> _SET PROBLEM_
The records below should be written out again, exactly.
•••
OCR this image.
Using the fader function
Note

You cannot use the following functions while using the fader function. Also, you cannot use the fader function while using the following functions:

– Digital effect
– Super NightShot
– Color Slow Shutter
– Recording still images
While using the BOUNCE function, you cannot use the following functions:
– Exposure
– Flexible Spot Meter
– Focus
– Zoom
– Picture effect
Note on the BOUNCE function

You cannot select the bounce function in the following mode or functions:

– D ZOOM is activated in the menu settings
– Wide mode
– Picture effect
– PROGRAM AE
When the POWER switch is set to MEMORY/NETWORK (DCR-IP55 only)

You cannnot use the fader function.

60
•••
> _WORKED SOLUTION_
OCR this image.
Using the fader function
Note

You cannot use the following functions while using the fader function. Also, you cannot use the fader function while using the following functions:

– Digital effect
– Super NightShot
– Color Slow Shutter
– Recording still images
While using the BOUNCE function, you cannot use the following functions:
– Exposure
– Flexible Spot Meter
– Focus
– Zoom
– Picture effect
Note on the BOUNCE function

You cannot select the bounce function in the following mode or functions:

– D ZOOM is activated in the menu settings
– Wide mode
– Picture effect
– PROGRAM AE
When the POWER switch is set to MEMORY/NETWORK (DCR-IP55 only)

You cannnot use the fader function.

60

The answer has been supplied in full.